» **Your task**
Transcribe the material verbatim in full; the pictures do not belong in the copy.

» **Data provided**
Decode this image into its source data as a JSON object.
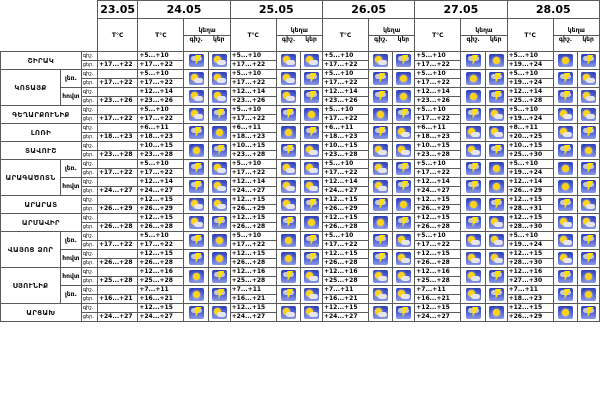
{
  "header": {
    "dates": [
      "23.05",
      "24.05",
      "25.05",
      "26.05",
      "27.05",
      "28.05"
    ],
    "temp_label": "T°C",
    "precip_label": "կեղա",
    "precip_short": "կեր",
    "day_label": "ցեղ.",
    "night_label": "գիշ."
  },
  "labels": {
    "day": "ցեր.",
    "night": "գիշ."
  },
  "regions": [
    {
      "name": "ՇԻՐԱԿ",
      "rows": [
        {
          "sub": "",
          "d23": "+17...+22",
          "days": [
            "+5...+10 / +17...+22",
            "+5...+10 / +17...+22",
            "+5...+10 / +17...+22",
            "+5...+10 / +17...+22",
            "+5...+10 / +19...+24"
          ]
        }
      ]
    },
    {
      "name": "ԿՈՏԱՅՔ",
      "rows": [
        {
          "sub": "լեռ.",
          "d23": "+17...+22",
          "days": [
            "+5...+10 / +17...+22",
            "+5...+10 / +17...+22",
            "+5...+10 / +17...+22",
            "+5...+10 / +17...+22",
            "+5...+10 / +19...+24"
          ]
        },
        {
          "sub": "հովտ",
          "d23": "+23...+26",
          "days": [
            "+12...+14 / +23...+26",
            "+12...+14 / +23...+26",
            "+12...+14 / +23...+26",
            "+12...+14 / +23...+26",
            "+12...+14 / +25...+28"
          ]
        }
      ]
    },
    {
      "name": "ԳԵՂԱՐՔՈՒՆԻՔ",
      "rows": [
        {
          "sub": "",
          "d23": "+17...+22",
          "days": [
            "+5...+10 / +17...+22",
            "+5...+10 / +17...+22",
            "+5...+10 / +17...+22",
            "+5...+10 / +17...+22",
            "+5...+10 / +19...+24"
          ]
        }
      ]
    },
    {
      "name": "ԼՈՌԻ",
      "rows": [
        {
          "sub": "",
          "d23": "+18...+23",
          "days": [
            "+6...+11 / +18...+23",
            "+6...+11 / +18...+23",
            "+6...+11 / +18...+23",
            "+6...+11 / +18...+23",
            "+8...+11 / +20...+25"
          ]
        }
      ]
    },
    {
      "name": "ՏԱՎՈՒՇ",
      "rows": [
        {
          "sub": "",
          "d23": "+23...+28",
          "days": [
            "+10...+15 / +23...+28",
            "+10...+15 / +23...+28",
            "+10...+15 / +23...+28",
            "+10...+15 / +23...+28",
            "+10...+15 / +25...+30"
          ]
        }
      ]
    },
    {
      "name": "ԱՐԱԳԱԾՈՏՆ",
      "rows": [
        {
          "sub": "լեռ.",
          "d23": "+17...+22",
          "days": [
            "+5...+10 / +17...+22",
            "+5...+10 / +17...+22",
            "+5...+10 / +17...+22",
            "+5...+10 / +17...+22",
            "+5...+10 / +19...+24"
          ]
        },
        {
          "sub": "հովտ",
          "d23": "+24...+27",
          "days": [
            "+12...+14 / +24...+27",
            "+12...+14 / +24...+27",
            "+12...+14 / +24...+27",
            "+12...+14 / +24...+27",
            "+12...+14 / +26...+29"
          ]
        }
      ]
    },
    {
      "name": "ԱՐԱՐԱՏ",
      "rows": [
        {
          "sub": "",
          "d23": "+26...+29",
          "days": [
            "+12...+15 / +26...+29",
            "+12...+15 / +26...+29",
            "+12...+15 / +26...+29",
            "+12...+15 / +26...+29",
            "+12...+15 / +28...+31"
          ]
        }
      ]
    },
    {
      "name": "ԱՐՄԱՎԻՐ",
      "rows": [
        {
          "sub": "",
          "d23": "+26...+28",
          "days": [
            "+12...+15 / +26...+28",
            "+12...+15 / +26...+28",
            "+12...+15 / +26...+28",
            "+12...+15 / +26...+28",
            "+12...+15 / +28...+30"
          ]
        }
      ]
    },
    {
      "name": "ՎԱՅՈՑ ՁՈՐ",
      "rows": [
        {
          "sub": "լեռ.",
          "d23": "+17...+22",
          "days": [
            "+5...+10 / +17...+22",
            "+5...+10 / +17...+22",
            "+5...+10 / +17...+22",
            "+5...+10 / +17...+22",
            "+5...+10 / +19...+24"
          ]
        },
        {
          "sub": "հովտ",
          "d23": "+26...+28",
          "days": [
            "+12...+15 / +26...+28",
            "+12...+15 / +26...+28",
            "+12...+15 / +26...+28",
            "+12...+15 / +26...+28",
            "+12...+15 / +28...+30"
          ]
        }
      ]
    },
    {
      "name": "ՍՅՈՒՆԻՔ",
      "rows": [
        {
          "sub": "հովտ",
          "d23": "+25...+28",
          "days": [
            "+12...+16 / +25...+28",
            "+12...+16 / +25...+28",
            "+12...+16 / +25...+28",
            "+12...+16 / +25...+28",
            "+12...+16 / +27...+30"
          ]
        },
        {
          "sub": "լեռ.",
          "d23": "+16...+21",
          "days": [
            "+7...+11 / +16...+21",
            "+7...+11 / +16...+21",
            "+7...+11 / +16...+21",
            "+7...+11 / +16...+21",
            "+7...+11 / +18...+23"
          ]
        }
      ]
    },
    {
      "name": "ԱՐՑԱԽ",
      "rows": [
        {
          "sub": "",
          "d23": "+24...+27",
          "days": [
            "+12...+15 / +24...+27",
            "+12...+15 / +24...+27",
            "+12...+15 / +24...+27",
            "+12...+15 / +24...+27",
            "+12...+15 / +26...+29"
          ]
        }
      ]
    }
  ],
  "icon_names": [
    "storm-icon",
    "sun-cloud-icon",
    "sun-cloud-icon",
    "storm-icon",
    "sun-icon"
  ]
}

» **Exercise answer**
Decode this image into its source data as a JSON object.
{
  "header": {
    "dates": [
      "23.05",
      "24.05",
      "25.05",
      "26.05",
      "27.05",
      "28.05"
    ],
    "temp_label": "T°C",
    "precip_label": "կեղա",
    "precip_short": "կեր",
    "day_label": "ցեղ.",
    "night_label": "գիշ."
  },
  "labels": {
    "day": "ցեր.",
    "night": "գիշ."
  },
  "regions": [
    {
      "name": "ՇԻՐԱԿ",
      "rows": [
        {
          "sub": "",
          "d23": "+17...+22",
          "days": [
            "+5...+10 / +17...+22",
            "+5...+10 / +17...+22",
            "+5...+10 / +17...+22",
            "+5...+10 / +17...+22",
            "+5...+10 / +19...+24"
          ]
        }
      ]
    },
    {
      "name": "ԿՈՏԱՅՔ",
      "rows": [
        {
          "sub": "լեռ.",
          "d23": "+17...+22",
          "days": [
            "+5...+10 / +17...+22",
            "+5...+10 / +17...+22",
            "+5...+10 / +17...+22",
            "+5...+10 / +17...+22",
            "+5...+10 / +19...+24"
          ]
        },
        {
          "sub": "հովտ",
          "d23": "+23...+26",
          "days": [
            "+12...+14 / +23...+26",
            "+12...+14 / +23...+26",
            "+12...+14 / +23...+26",
            "+12...+14 / +23...+26",
            "+12...+14 / +25...+28"
          ]
        }
      ]
    },
    {
      "name": "ԳԵՂԱՐՔՈՒՆԻՔ",
      "rows": [
        {
          "sub": "",
          "d23": "+17...+22",
          "days": [
            "+5...+10 / +17...+22",
            "+5...+10 / +17...+22",
            "+5...+10 / +17...+22",
            "+5...+10 / +17...+22",
            "+5...+10 / +19...+24"
          ]
        }
      ]
    },
    {
      "name": "ԼՈՌԻ",
      "rows": [
        {
          "sub": "",
          "d23": "+18...+23",
          "days": [
            "+6...+11 / +18...+23",
            "+6...+11 / +18...+23",
            "+6...+11 / +18...+23",
            "+6...+11 / +18...+23",
            "+8...+11 / +20...+25"
          ]
        }
      ]
    },
    {
      "name": "ՏԱՎՈՒՇ",
      "rows": [
        {
          "sub": "",
          "d23": "+23...+28",
          "days": [
            "+10...+15 / +23...+28",
            "+10...+15 / +23...+28",
            "+10...+15 / +23...+28",
            "+10...+15 / +23...+28",
            "+10...+15 / +25...+30"
          ]
        }
      ]
    },
    {
      "name": "ԱՐԱԳԱԾՈՏՆ",
      "rows": [
        {
          "sub": "լեռ.",
          "d23": "+17...+22",
          "days": [
            "+5...+10 / +17...+22",
            "+5...+10 / +17...+22",
            "+5...+10 / +17...+22",
            "+5...+10 / +17...+22",
            "+5...+10 / +19...+24"
          ]
        },
        {
          "sub": "հովտ",
          "d23": "+24...+27",
          "days": [
            "+12...+14 / +24...+27",
            "+12...+14 / +24...+27",
            "+12...+14 / +24...+27",
            "+12...+14 / +24...+27",
            "+12...+14 / +26...+29"
          ]
        }
      ]
    },
    {
      "name": "ԱՐԱՐԱՏ",
      "rows": [
        {
          "sub": "",
          "d23": "+26...+29",
          "days": [
            "+12...+15 / +26...+29",
            "+12...+15 / +26...+29",
            "+12...+15 / +26...+29",
            "+12...+15 / +26...+29",
            "+12...+15 / +28...+31"
          ]
        }
      ]
    },
    {
      "name": "ԱՐՄԱՎԻՐ",
      "rows": [
        {
          "sub": "",
          "d23": "+26...+28",
          "days": [
            "+12...+15 / +26...+28",
            "+12...+15 / +26...+28",
            "+12...+15 / +26...+28",
            "+12...+15 / +26...+28",
            "+12...+15 / +28...+30"
          ]
        }
      ]
    },
    {
      "name": "ՎԱՅՈՑ ՁՈՐ",
      "rows": [
        {
          "sub": "լեռ.",
          "d23": "+17...+22",
          "days": [
            "+5...+10 / +17...+22",
            "+5...+10 / +17...+22",
            "+5...+10 / +17...+22",
            "+5...+10 / +17...+22",
            "+5...+10 / +19...+24"
          ]
        },
        {
          "sub": "հովտ",
          "d23": "+26...+28",
          "days": [
            "+12...+15 / +26...+28",
            "+12...+15 / +26...+28",
            "+12...+15 / +26...+28",
            "+12...+15 / +26...+28",
            "+12...+15 / +28...+30"
          ]
        }
      ]
    },
    {
      "name": "ՍՅՈՒՆԻՔ",
      "rows": [
        {
          "sub": "հովտ",
          "d23": "+25...+28",
          "days": [
            "+12...+16 / +25...+28",
            "+12...+16 / +25...+28",
            "+12...+16 / +25...+28",
            "+12...+16 / +25...+28",
            "+12...+16 / +27...+30"
          ]
        },
        {
          "sub": "լեռ.",
          "d23": "+16...+21",
          "days": [
            "+7...+11 / +16...+21",
            "+7...+11 / +16...+21",
            "+7...+11 / +16...+21",
            "+7...+11 / +16...+21",
            "+7...+11 / +18...+23"
          ]
        }
      ]
    },
    {
      "name": "ԱՐՑԱԽ",
      "rows": [
        {
          "sub": "",
          "d23": "+24...+27",
          "days": [
            "+12...+15 / +24...+27",
            "+12...+15 / +24...+27",
            "+12...+15 / +24...+27",
            "+12...+15 / +24...+27",
            "+12...+15 / +26...+29"
          ]
        }
      ]
    }
  ],
  "icon_names": [
    "storm-icon",
    "sun-cloud-icon",
    "sun-cloud-icon",
    "storm-icon",
    "sun-icon"
  ]
}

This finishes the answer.